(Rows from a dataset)
········
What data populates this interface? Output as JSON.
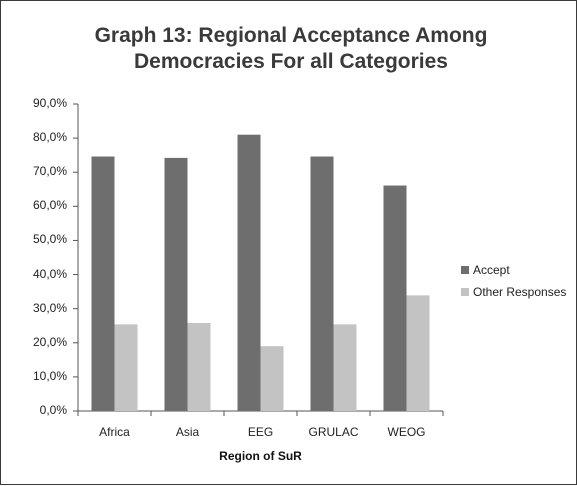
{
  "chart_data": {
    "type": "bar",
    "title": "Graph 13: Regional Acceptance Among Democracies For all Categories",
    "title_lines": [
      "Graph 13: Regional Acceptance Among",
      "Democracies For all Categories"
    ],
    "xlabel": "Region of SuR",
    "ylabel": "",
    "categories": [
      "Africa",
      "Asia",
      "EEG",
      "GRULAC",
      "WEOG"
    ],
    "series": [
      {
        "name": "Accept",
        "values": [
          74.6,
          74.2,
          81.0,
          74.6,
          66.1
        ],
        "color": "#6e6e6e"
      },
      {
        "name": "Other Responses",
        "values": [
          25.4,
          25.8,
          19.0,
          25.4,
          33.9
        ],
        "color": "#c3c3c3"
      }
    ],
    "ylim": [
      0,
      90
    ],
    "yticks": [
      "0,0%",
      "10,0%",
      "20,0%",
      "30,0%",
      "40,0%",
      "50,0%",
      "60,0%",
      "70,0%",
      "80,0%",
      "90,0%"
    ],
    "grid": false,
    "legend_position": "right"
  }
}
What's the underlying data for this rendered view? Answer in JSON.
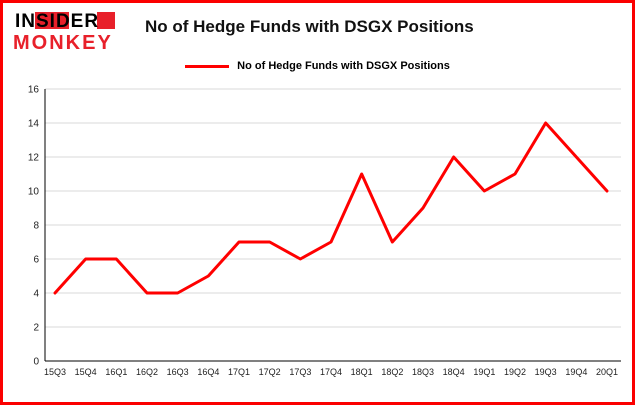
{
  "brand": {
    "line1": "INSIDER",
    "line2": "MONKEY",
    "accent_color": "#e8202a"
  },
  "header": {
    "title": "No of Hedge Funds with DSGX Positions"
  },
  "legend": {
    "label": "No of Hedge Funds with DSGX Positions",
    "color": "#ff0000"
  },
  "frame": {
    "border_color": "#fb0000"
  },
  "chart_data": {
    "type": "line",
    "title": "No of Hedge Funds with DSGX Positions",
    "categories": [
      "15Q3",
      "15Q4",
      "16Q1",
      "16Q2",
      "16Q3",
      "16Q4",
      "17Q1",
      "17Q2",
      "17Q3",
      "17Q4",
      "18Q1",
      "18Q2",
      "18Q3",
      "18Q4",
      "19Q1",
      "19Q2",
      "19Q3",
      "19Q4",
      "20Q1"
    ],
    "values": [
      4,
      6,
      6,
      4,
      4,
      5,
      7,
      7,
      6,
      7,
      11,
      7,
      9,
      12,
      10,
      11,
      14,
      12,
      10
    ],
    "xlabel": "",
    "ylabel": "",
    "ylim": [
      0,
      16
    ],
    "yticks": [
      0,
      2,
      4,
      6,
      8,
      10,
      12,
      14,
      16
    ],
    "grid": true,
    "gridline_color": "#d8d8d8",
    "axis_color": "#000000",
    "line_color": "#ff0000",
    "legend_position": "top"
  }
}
········
__Short task__: Copy every line of the entries above in which "Regional" occurs.

__Result of the task__:
    "title": "Graph 13: Regional Acceptance Among Democracies For all Categories",
      "Graph 13: Regional Acceptance Among",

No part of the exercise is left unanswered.